- Work instructions
Show each line from the listing that includes the word "caption".

══ Material provided ══

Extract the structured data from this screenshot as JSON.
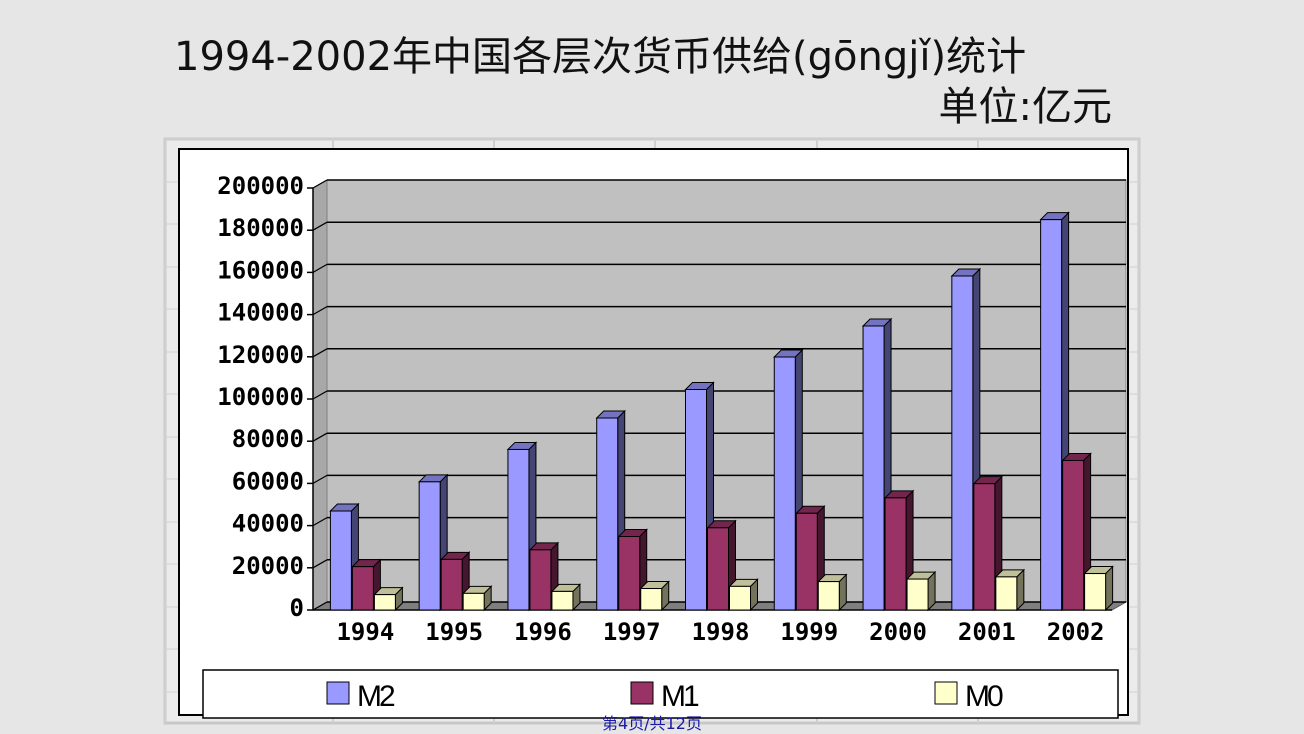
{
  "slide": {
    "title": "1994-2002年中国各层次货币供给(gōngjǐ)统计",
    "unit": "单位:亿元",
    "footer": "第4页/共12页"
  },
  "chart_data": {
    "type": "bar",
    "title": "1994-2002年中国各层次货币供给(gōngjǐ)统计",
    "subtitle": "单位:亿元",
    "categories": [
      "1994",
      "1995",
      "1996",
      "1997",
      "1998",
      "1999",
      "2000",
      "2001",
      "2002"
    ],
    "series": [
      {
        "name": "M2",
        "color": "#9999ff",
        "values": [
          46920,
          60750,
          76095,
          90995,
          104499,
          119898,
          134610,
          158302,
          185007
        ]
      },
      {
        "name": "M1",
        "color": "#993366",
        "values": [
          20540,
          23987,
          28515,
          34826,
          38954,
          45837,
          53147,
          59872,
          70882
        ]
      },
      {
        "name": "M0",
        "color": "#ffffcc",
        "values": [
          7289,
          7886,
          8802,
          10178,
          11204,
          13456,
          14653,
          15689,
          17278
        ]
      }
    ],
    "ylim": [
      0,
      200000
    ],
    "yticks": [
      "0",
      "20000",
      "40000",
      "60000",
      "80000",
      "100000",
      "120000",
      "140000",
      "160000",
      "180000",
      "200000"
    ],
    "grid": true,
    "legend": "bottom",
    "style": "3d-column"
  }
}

═══
══ Material provided ══

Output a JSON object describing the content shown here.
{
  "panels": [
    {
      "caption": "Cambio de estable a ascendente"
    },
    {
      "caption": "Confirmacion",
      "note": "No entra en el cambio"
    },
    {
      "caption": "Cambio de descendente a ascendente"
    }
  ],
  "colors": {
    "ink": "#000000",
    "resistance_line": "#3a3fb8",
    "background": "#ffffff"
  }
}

═══
══ Material provided ══

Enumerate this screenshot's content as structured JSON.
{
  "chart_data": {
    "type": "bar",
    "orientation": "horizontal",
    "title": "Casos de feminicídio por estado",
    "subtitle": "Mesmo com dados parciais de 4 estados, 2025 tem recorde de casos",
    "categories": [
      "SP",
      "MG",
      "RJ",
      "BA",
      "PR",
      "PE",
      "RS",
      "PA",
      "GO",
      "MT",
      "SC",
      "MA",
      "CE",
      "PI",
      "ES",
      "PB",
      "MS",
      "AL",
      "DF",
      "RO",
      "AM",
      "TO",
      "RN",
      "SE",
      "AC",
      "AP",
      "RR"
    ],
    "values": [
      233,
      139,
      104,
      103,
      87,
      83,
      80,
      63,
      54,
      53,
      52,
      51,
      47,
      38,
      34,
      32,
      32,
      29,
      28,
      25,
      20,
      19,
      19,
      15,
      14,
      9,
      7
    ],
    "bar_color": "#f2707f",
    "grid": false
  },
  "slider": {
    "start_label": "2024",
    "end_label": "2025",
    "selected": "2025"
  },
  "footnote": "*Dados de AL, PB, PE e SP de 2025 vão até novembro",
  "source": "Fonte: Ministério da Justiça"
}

═══

- Exercise solution
      "caption": "Cambio de estable a ascendente"
      "caption": "Confirmacion",
      "caption": "Cambio de descendente a ascendente"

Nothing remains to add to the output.